Tally the lines of the listing that contain the string "JSON". Give the number and nothing else.
>> begin Records provided
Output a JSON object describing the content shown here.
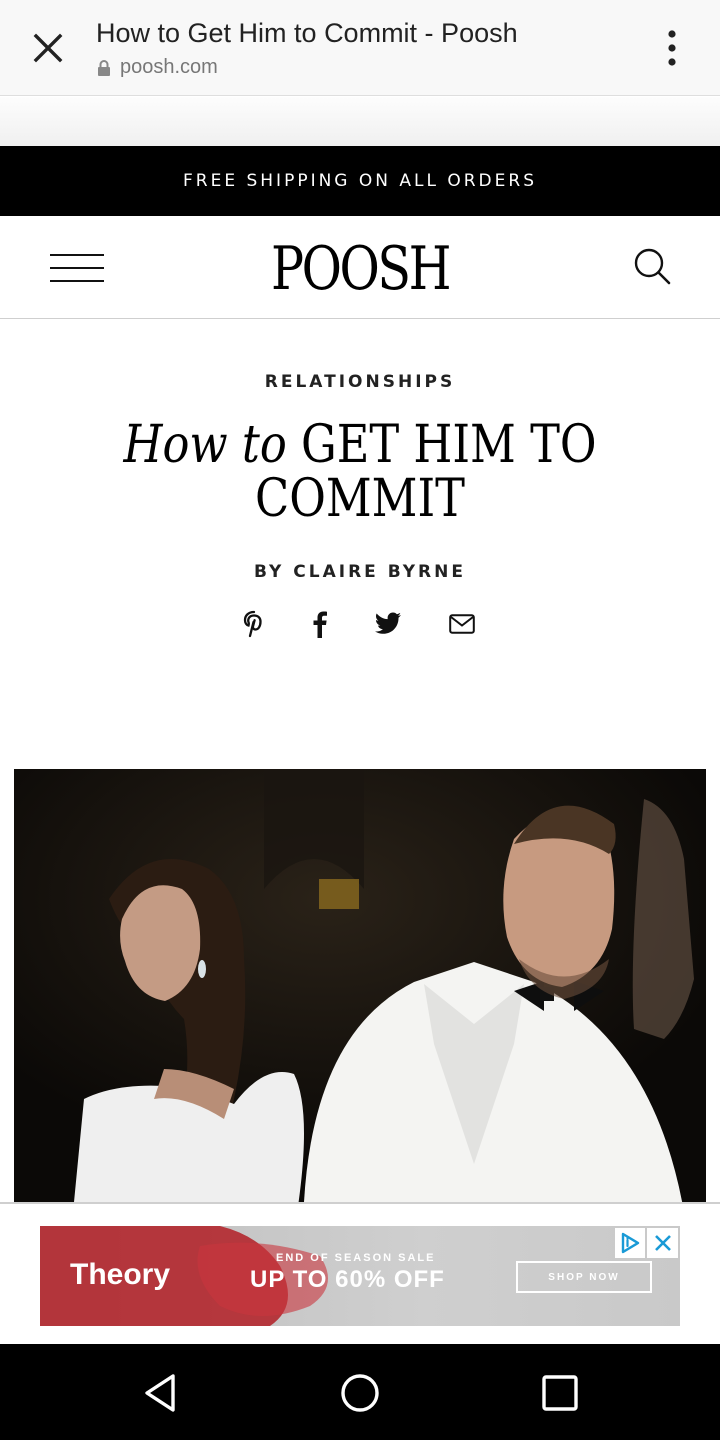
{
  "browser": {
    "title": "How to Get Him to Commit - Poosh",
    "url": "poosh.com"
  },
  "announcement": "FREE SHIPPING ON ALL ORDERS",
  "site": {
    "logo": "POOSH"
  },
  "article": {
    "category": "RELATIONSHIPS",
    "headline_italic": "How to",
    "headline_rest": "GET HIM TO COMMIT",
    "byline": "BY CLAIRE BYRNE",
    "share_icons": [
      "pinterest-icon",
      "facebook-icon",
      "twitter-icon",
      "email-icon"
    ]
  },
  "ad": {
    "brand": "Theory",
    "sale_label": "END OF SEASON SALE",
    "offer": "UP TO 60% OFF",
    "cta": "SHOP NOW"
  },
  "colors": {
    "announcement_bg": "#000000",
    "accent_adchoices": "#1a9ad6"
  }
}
>> end Records provided
>> begin Records provided
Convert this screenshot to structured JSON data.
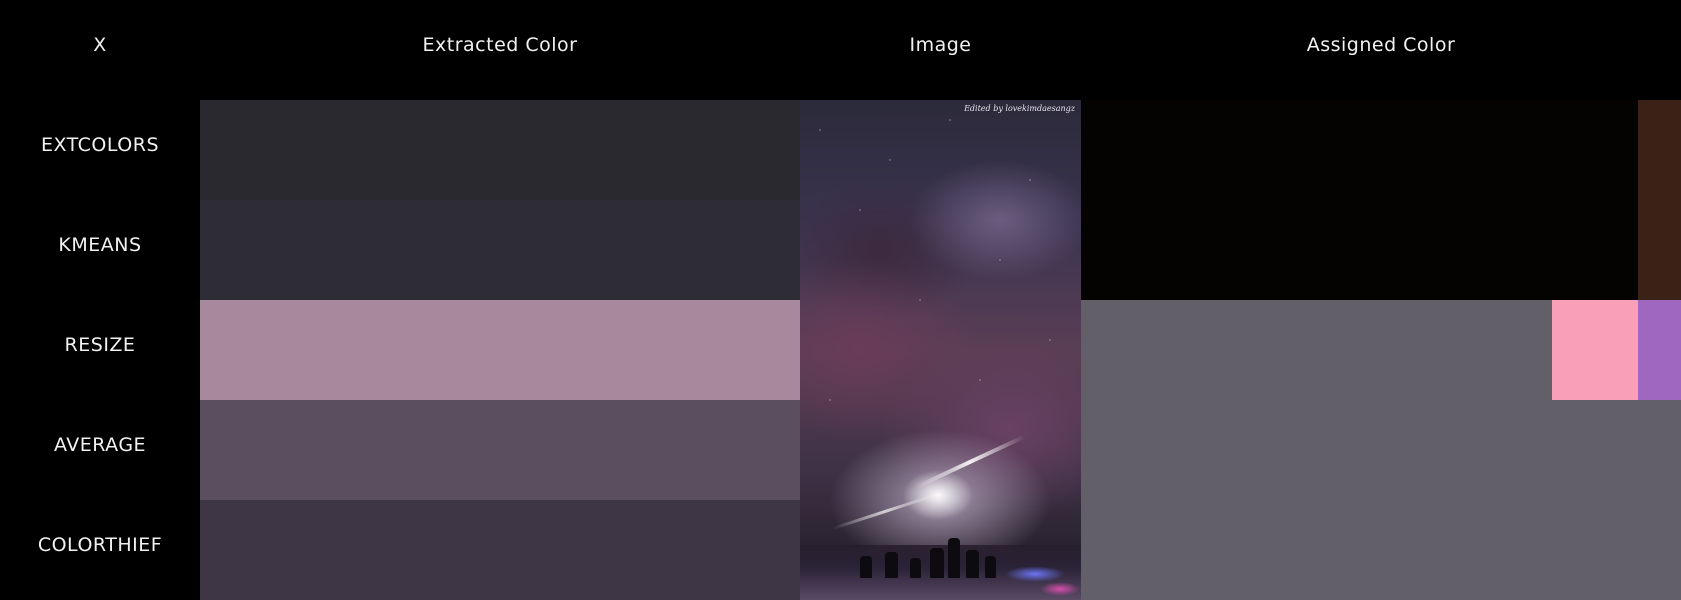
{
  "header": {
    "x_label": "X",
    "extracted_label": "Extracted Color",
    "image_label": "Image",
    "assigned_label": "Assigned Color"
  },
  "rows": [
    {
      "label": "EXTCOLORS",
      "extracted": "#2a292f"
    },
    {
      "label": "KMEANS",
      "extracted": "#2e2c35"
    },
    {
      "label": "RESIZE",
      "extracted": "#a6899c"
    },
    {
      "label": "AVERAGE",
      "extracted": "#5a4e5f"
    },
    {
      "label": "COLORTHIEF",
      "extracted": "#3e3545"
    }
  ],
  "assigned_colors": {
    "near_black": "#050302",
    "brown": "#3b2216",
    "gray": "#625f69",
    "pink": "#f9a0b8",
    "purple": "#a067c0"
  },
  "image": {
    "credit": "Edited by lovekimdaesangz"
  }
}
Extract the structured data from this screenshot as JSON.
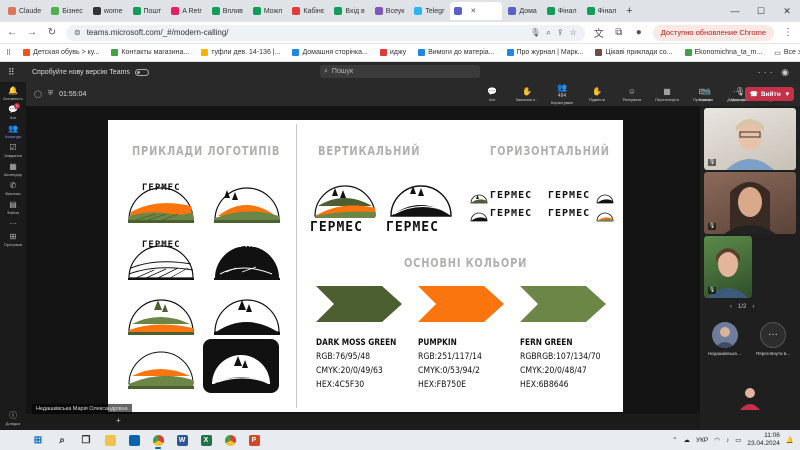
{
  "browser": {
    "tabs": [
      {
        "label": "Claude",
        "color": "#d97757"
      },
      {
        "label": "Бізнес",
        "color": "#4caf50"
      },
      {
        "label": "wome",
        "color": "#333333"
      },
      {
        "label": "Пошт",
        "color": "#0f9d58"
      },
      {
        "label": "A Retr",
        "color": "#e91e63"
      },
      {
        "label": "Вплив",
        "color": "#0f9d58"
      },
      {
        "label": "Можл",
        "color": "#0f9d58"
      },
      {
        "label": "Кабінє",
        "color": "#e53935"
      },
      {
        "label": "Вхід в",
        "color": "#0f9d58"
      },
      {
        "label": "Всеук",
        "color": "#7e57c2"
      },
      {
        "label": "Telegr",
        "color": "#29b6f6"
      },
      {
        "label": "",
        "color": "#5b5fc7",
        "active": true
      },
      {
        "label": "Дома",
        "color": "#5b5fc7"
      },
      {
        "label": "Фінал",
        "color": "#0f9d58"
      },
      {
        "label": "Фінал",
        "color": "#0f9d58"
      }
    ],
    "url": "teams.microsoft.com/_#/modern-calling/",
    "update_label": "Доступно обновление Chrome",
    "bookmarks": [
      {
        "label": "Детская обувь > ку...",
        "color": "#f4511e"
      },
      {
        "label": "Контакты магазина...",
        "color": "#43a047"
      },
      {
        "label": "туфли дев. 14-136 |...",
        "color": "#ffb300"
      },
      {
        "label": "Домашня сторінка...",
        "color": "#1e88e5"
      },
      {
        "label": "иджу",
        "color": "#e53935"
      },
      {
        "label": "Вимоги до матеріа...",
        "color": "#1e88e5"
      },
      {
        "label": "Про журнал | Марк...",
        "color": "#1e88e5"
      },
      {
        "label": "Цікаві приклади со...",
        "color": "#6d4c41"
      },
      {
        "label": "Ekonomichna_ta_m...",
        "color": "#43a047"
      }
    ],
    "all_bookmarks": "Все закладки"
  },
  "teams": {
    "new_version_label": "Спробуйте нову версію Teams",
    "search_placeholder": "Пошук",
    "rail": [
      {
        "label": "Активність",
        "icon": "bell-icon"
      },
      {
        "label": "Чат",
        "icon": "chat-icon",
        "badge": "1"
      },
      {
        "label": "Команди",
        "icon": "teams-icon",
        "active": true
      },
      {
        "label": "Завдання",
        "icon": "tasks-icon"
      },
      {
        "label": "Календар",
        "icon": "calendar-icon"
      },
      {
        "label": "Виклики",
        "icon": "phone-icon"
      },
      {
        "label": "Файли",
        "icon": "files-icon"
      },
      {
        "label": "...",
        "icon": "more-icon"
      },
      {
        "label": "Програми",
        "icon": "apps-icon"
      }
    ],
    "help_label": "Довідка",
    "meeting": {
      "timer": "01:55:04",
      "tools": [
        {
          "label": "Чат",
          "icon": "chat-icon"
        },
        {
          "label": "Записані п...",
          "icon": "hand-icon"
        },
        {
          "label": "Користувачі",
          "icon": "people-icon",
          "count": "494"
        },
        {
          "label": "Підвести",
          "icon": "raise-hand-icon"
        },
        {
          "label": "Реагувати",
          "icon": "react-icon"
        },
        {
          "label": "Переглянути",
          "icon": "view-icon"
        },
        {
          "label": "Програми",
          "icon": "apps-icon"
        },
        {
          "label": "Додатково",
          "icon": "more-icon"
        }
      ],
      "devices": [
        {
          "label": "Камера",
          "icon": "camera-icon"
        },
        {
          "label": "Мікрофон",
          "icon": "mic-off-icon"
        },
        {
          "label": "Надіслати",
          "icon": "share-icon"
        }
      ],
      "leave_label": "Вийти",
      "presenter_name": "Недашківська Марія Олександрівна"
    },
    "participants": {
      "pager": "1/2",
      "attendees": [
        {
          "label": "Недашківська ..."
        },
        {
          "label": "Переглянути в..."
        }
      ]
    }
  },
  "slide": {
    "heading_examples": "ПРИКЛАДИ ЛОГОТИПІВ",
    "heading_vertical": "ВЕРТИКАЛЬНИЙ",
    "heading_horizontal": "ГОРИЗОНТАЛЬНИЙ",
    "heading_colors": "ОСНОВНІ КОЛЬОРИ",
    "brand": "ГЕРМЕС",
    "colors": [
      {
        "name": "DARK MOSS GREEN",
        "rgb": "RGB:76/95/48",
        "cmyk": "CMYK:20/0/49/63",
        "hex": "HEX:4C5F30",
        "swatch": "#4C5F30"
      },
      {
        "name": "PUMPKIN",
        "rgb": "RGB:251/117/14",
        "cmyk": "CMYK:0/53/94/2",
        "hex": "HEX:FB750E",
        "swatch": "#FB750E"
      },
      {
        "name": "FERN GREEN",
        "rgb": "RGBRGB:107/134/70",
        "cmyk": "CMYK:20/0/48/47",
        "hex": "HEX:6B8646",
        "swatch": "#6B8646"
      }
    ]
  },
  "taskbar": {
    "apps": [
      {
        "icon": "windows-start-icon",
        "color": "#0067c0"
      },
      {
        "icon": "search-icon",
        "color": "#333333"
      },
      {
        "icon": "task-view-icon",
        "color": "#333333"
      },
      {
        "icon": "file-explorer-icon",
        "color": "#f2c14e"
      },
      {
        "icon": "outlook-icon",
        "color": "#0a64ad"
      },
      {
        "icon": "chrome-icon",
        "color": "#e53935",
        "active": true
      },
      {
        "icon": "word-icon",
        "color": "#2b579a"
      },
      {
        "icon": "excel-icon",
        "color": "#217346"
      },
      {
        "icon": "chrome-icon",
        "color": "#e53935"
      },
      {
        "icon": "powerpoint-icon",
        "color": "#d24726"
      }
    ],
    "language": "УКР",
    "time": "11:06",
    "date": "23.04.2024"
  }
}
>> end Records provided
* **Final result**: 3